>> BEGIN Data to use
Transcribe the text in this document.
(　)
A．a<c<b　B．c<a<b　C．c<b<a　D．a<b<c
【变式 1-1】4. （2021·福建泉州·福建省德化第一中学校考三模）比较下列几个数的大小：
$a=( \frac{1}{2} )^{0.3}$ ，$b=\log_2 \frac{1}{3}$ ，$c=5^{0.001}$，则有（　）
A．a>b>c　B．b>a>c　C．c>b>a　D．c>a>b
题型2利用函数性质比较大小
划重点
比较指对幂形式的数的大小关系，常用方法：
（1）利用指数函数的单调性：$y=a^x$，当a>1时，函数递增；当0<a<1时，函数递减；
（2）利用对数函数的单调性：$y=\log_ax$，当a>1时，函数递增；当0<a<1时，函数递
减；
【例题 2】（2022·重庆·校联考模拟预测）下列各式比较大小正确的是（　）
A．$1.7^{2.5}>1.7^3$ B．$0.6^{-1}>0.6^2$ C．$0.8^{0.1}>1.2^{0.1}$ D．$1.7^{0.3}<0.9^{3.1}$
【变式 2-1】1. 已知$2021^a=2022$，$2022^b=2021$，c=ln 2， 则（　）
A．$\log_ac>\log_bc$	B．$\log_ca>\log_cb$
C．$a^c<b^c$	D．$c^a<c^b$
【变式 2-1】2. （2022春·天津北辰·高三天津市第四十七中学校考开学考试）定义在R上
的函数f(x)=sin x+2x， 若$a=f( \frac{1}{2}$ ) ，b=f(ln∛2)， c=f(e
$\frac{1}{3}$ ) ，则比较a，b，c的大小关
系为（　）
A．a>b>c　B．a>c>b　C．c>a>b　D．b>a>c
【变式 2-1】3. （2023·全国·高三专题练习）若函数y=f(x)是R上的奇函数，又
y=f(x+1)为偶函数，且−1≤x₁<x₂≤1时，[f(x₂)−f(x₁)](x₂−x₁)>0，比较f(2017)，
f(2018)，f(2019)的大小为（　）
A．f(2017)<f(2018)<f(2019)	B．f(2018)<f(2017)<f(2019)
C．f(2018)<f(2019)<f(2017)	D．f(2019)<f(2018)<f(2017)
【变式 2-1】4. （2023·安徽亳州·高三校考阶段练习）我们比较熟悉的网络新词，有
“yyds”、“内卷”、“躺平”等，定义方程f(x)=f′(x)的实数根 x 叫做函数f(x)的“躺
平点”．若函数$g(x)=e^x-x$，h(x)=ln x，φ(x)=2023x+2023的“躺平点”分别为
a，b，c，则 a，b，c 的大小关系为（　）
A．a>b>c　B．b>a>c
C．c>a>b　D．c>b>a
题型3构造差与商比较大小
>> END Data to use
__Problem details__
Give the number of lines in the records above that contain the word "函数递增". Reply with that number alone.

__Response to this task__
2